Using the listing below, please gather every line containing the word "Mode".

**** SUPPLIED RECORDS ****

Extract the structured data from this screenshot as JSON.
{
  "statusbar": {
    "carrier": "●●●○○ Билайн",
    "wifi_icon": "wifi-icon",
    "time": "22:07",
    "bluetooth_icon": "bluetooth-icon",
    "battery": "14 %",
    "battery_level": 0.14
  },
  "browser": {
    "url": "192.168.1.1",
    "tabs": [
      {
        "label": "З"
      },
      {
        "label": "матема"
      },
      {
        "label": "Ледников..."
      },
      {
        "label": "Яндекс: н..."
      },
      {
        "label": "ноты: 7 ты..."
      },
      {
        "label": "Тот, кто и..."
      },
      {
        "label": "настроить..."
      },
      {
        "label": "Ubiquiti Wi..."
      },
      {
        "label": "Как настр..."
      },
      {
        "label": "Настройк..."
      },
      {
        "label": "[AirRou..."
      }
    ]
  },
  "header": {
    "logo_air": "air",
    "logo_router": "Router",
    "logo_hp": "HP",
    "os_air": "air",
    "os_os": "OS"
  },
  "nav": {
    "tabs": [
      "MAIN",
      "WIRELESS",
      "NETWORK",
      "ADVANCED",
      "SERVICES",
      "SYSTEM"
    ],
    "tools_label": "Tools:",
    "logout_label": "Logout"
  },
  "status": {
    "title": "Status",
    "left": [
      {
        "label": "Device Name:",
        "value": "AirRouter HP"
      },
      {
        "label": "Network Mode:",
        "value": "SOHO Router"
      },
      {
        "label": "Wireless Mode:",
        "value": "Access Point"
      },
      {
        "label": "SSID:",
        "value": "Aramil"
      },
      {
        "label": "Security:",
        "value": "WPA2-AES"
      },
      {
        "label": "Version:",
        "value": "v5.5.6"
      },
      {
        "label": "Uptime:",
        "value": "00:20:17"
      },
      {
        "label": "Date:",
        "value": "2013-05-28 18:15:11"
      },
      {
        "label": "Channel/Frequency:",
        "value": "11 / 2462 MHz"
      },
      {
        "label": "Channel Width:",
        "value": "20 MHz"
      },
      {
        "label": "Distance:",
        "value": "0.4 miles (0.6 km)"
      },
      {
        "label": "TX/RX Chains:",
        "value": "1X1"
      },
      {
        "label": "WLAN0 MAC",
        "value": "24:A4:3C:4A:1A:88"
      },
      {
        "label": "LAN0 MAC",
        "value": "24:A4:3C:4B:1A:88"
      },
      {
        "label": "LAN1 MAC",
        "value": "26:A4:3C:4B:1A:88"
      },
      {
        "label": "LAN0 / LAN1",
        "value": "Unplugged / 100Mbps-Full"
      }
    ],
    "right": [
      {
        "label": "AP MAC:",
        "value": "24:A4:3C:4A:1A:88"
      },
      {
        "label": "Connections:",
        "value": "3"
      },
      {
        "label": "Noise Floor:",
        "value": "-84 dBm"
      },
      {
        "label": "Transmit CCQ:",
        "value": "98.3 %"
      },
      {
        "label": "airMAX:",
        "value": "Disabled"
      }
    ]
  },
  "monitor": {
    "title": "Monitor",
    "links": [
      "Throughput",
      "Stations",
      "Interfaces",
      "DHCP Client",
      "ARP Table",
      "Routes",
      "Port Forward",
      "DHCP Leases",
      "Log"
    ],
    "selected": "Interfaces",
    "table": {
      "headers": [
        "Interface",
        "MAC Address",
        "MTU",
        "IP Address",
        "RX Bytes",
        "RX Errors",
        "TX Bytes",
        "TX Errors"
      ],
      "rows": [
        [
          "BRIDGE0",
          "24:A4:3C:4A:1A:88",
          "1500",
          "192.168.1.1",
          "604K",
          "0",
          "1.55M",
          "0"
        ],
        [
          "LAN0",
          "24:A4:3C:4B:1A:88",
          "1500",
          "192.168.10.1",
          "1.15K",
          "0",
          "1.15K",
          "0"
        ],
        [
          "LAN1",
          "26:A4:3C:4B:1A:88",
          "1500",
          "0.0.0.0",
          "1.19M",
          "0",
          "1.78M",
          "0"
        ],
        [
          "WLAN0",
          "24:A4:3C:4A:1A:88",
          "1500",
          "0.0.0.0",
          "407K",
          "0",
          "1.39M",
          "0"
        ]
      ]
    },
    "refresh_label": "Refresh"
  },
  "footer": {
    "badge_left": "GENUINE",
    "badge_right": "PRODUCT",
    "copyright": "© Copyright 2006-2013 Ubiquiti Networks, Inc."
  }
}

****

◆ WRITTEN RESPONSE ◆
        "label": "Network Mode:",
        "label": "Wireless Mode:",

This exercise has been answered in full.